**WHAT THE TASK ASKS**
Of the lines in the data below, count the ones holding the string "Italy", and answer with that number only.

**RECORDS PROVIDED**
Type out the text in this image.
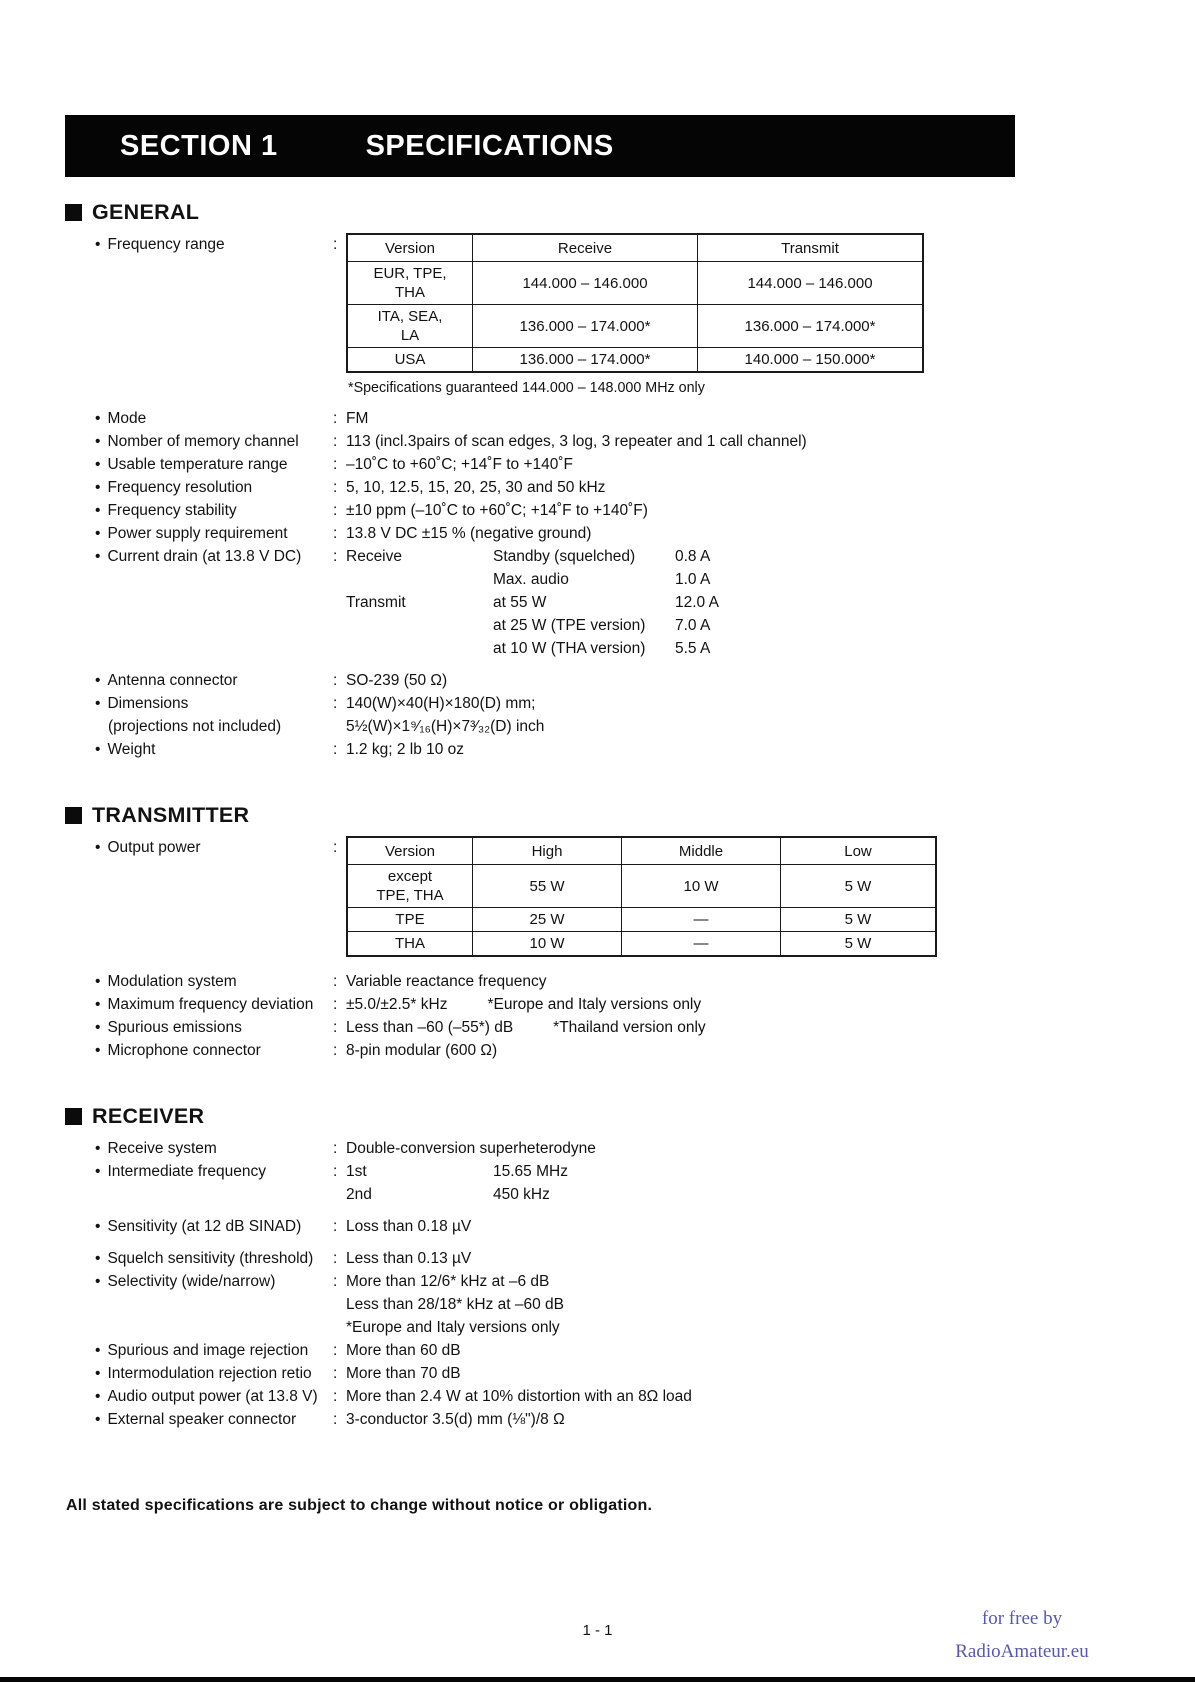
SECTION 1	SPECIFICATIONS
GENERAL
• Frequency range	:	Version	Receive	Transmit
EUR, TPE,
THA	144.000 – 146.000	144.000 – 146.000
ITA, SEA,
LA	136.000 – 174.000*	136.000 – 174.000*
USA	136.000 – 174.000*	140.000 – 150.000*
*Specifications guaranteed 144.000 – 148.000 MHz only
• Mode	: FM
• Nomber of memory channel : 113 (incl.3pairs of scan edges, 3 log, 3 repeater and 1 call channel)
• Usable temperature range	: –10˚C to +60˚C; +14˚F to +140˚F
• Frequency resolution	: 5, 10, 12.5, 15, 20, 25, 30 and 50 kHz
• Frequency stability	: ±10 ppm (–10˚C to +60˚C; +14˚F to +140˚F)
• Power supply requirement	: 13.8 V DC ±15 % (negative ground)
• Current drain (at 13.8 V DC) : Receive	Standby (squelched)	0.8 A
Max. audio	1.0 A
Transmit	at 55 W	12.0 A
at 25 W (TPE version)	7.0 A
at 10 W (THA version)	5.5 A
• Antenna connector	: SO-239 (50 Ω)
• Dimensions
(projections not included)
: 140(W)×40(H)×180(D) mm;
5½(W)×1⁹⁄₁₆(H)×7³⁄₃₂(D) inch
• Weight	: 1.2 kg; 2 lb 10 oz
TRANSMITTER
• Output power	:	Version	High	Middle	Low
except
TPE, THA	55 W	10 W	5 W
TPE	25 W	—	5 W
THA	10 W	—	5 W
• Modulation system	: Variable reactance frequency
• Maximum frequency deviation : ±5.0/±2.5* kHz	*Europe and Italy versions only
• Spurious emissions	: Less than –60 (–55*) dB	*Thailand version only
• Microphone connector	: 8-pin modular (600 Ω)
RECEIVER
• Receive system	: Double-conversion superheterodyne
• Intermediate frequency	: 1st	15.65 MHz
2nd	450 kHz
• Sensitivity (at 12 dB SINAD) : Loss than 0.18 µV
• Squelch sensitivity (threshold) : Less than 0.13 µV
• Selectivity (wide/narrow)	: More than 12/6* kHz at –6 dB
Less than 28/18* kHz at –60 dB
*Europe and Italy versions only
• Spurious and image rejection : More than 60 dB
• Intermodulation rejection retio : More than 70 dB
• Audio output power (at 13.8 V) : More than 2.4 W at 10% distortion with an 8Ω load
• External speaker connector : 3-conductor 3.5(d) mm (⅛")/8 Ω
All stated specifications are subject to change without notice or obligation.
1 - 1
for free by
RadioAmateur.eu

**CORRECT RESULT**
2